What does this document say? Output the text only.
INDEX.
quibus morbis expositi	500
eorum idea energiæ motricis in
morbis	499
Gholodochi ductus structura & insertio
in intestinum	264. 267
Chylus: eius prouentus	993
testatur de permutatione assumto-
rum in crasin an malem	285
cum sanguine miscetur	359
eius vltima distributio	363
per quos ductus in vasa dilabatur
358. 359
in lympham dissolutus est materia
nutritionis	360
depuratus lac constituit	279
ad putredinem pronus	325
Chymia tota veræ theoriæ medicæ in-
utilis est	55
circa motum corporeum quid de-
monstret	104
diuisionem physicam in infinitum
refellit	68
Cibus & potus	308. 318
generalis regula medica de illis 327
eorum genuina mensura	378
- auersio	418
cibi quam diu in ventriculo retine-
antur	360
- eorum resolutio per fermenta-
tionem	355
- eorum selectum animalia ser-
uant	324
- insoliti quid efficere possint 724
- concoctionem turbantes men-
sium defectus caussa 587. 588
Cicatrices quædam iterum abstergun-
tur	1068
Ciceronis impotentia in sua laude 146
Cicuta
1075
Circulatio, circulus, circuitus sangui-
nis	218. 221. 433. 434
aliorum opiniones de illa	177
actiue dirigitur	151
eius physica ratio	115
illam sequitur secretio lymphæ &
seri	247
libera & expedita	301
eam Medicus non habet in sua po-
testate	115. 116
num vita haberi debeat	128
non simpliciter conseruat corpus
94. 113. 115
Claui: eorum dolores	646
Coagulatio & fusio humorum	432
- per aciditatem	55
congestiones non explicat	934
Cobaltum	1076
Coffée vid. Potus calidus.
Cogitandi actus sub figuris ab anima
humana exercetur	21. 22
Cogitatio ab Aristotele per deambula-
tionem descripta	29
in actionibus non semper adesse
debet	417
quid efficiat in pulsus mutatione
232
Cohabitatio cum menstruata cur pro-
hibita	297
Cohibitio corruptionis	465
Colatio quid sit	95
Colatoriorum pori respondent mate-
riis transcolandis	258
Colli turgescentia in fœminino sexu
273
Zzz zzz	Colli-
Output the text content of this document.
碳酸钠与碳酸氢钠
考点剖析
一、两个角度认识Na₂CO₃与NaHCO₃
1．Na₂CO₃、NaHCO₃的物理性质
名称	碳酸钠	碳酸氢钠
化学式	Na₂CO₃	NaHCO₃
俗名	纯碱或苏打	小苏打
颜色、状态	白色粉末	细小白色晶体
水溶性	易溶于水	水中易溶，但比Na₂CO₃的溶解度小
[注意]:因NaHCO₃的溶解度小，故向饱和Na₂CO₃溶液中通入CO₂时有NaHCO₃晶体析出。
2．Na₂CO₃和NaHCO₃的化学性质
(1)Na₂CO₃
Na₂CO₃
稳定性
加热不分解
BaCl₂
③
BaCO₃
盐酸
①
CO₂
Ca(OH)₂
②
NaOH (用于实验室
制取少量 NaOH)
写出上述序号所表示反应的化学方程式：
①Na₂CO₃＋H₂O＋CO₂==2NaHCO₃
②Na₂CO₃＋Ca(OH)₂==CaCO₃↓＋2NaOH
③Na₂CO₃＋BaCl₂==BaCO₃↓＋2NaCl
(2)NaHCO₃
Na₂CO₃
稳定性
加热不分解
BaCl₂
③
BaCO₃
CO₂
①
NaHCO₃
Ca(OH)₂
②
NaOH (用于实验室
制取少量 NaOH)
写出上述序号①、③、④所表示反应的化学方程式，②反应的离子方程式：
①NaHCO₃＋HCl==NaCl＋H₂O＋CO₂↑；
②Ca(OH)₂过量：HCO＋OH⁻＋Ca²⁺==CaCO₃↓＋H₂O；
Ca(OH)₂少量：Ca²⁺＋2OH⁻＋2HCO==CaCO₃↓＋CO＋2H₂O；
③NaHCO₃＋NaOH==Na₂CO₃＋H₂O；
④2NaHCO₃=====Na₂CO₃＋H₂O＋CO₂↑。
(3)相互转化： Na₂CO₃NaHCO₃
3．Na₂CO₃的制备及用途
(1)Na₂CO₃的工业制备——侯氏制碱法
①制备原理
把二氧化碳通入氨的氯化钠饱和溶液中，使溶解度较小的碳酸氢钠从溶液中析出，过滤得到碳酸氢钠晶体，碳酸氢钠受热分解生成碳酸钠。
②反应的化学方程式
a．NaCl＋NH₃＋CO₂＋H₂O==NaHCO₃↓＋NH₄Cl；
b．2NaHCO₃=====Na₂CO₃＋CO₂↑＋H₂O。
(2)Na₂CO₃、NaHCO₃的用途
· · · ·
Instructions to follow.
The entries above must be returned exactly.

The output.
What does this document say? Output the text only.
INDEX.
quibus morbis expositi	500
eorum idea energiæ motricis in
morbis	499
Gholodochi ductus structura & insertio
in intestinum	264. 267
Chylus: eius prouentus	993
testatur de permutatione assumto-
rum in crasin an malem	285
cum sanguine miscetur	359
eius vltima distributio	363
per quos ductus in vasa dilabatur
358. 359
in lympham dissolutus est materia
nutritionis	360
depuratus lac constituit	279
ad putredinem pronus	325
Chymia tota veræ theoriæ medicæ in-
utilis est	55
circa motum corporeum quid de-
monstret	104
diuisionem physicam in infinitum
refellit	68
Cibus & potus	308. 318
generalis regula medica de illis 327
eorum genuina mensura	378
- auersio	418
cibi quam diu in ventriculo retine-
antur	360
- eorum resolutio per fermenta-
tionem	355
- eorum selectum animalia ser-
uant	324
- insoliti quid efficere possint 724
- concoctionem turbantes men-
sium defectus caussa 587. 588
Cicatrices quædam iterum abstergun-
tur	1068
Ciceronis impotentia in sua laude 146
Cicuta
1075
Circulatio, circulus, circuitus sangui-
nis	218. 221. 433. 434
aliorum opiniones de illa	177
actiue dirigitur	151
eius physica ratio	115
illam sequitur secretio lymphæ &
seri	247
libera & expedita	301
eam Medicus non habet in sua po-
testate	115. 116
num vita haberi debeat	128
non simpliciter conseruat corpus
94. 113. 115
Claui: eorum dolores	646
Coagulatio & fusio humorum	432
- per aciditatem	55
congestiones non explicat	934
Cobaltum	1076
Coffée vid. Potus calidus.
Cogitandi actus sub figuris ab anima
humana exercetur	21. 22
Cogitatio ab Aristotele per deambula-
tionem descripta	29
in actionibus non semper adesse
debet	417
quid efficiat in pulsus mutatione
232
Cohabitatio cum menstruata cur pro-
hibita	297
Cohibitio corruptionis	465
Colatio quid sit	95
Colatoriorum pori respondent mate-
riis transcolandis	258
Colli turgescentia in fœminino sexu
273
Zzz zzz	Colli-
Output the text content of this document.
碳酸钠与碳酸氢钠
考点剖析
一、两个角度认识Na₂CO₃与NaHCO₃
1．Na₂CO₃、NaHCO₃的物理性质
名称	碳酸钠	碳酸氢钠
化学式	Na₂CO₃	NaHCO₃
俗名	纯碱或苏打	小苏打
颜色、状态	白色粉末	细小白色晶体
水溶性	易溶于水	水中易溶，但比Na₂CO₃的溶解度小
[注意]:因NaHCO₃的溶解度小，故向饱和Na₂CO₃溶液中通入CO₂时有NaHCO₃晶体析出。
2．Na₂CO₃和NaHCO₃的化学性质
(1)Na₂CO₃
Na₂CO₃
稳定性
加热不分解
BaCl₂
③
BaCO₃
盐酸
①
CO₂
Ca(OH)₂
②
NaOH (用于实验室
制取少量 NaOH)
写出上述序号所表示反应的化学方程式：
①Na₂CO₃＋H₂O＋CO₂==2NaHCO₃
②Na₂CO₃＋Ca(OH)₂==CaCO₃↓＋2NaOH
③Na₂CO₃＋BaCl₂==BaCO₃↓＋2NaCl
(2)NaHCO₃
Na₂CO₃
稳定性
加热不分解
BaCl₂
③
BaCO₃
CO₂
①
NaHCO₃
Ca(OH)₂
②
NaOH (用于实验室
制取少量 NaOH)
写出上述序号①、③、④所表示反应的化学方程式，②反应的离子方程式：
①NaHCO₃＋HCl==NaCl＋H₂O＋CO₂↑；
②Ca(OH)₂过量：HCO＋OH⁻＋Ca²⁺==CaCO₃↓＋H₂O；
Ca(OH)₂少量：Ca²⁺＋2OH⁻＋2HCO==CaCO₃↓＋CO＋2H₂O；
③NaHCO₃＋NaOH==Na₂CO₃＋H₂O；
④2NaHCO₃=====Na₂CO₃＋H₂O＋CO₂↑。
(3)相互转化： Na₂CO₃NaHCO₃
3．Na₂CO₃的制备及用途
(1)Na₂CO₃的工业制备——侯氏制碱法
①制备原理
把二氧化碳通入氨的氯化钠饱和溶液中，使溶解度较小的碳酸氢钠从溶液中析出，过滤得到碳酸氢钠晶体，碳酸氢钠受热分解生成碳酸钠。
②反应的化学方程式
a．NaCl＋NH₃＋CO₂＋H₂O==NaHCO₃↓＋NH₄Cl；
b．2NaHCO₃=====Na₂CO₃＋CO₂↑＋H₂O。
(2)Na₂CO₃、NaHCO₃的用途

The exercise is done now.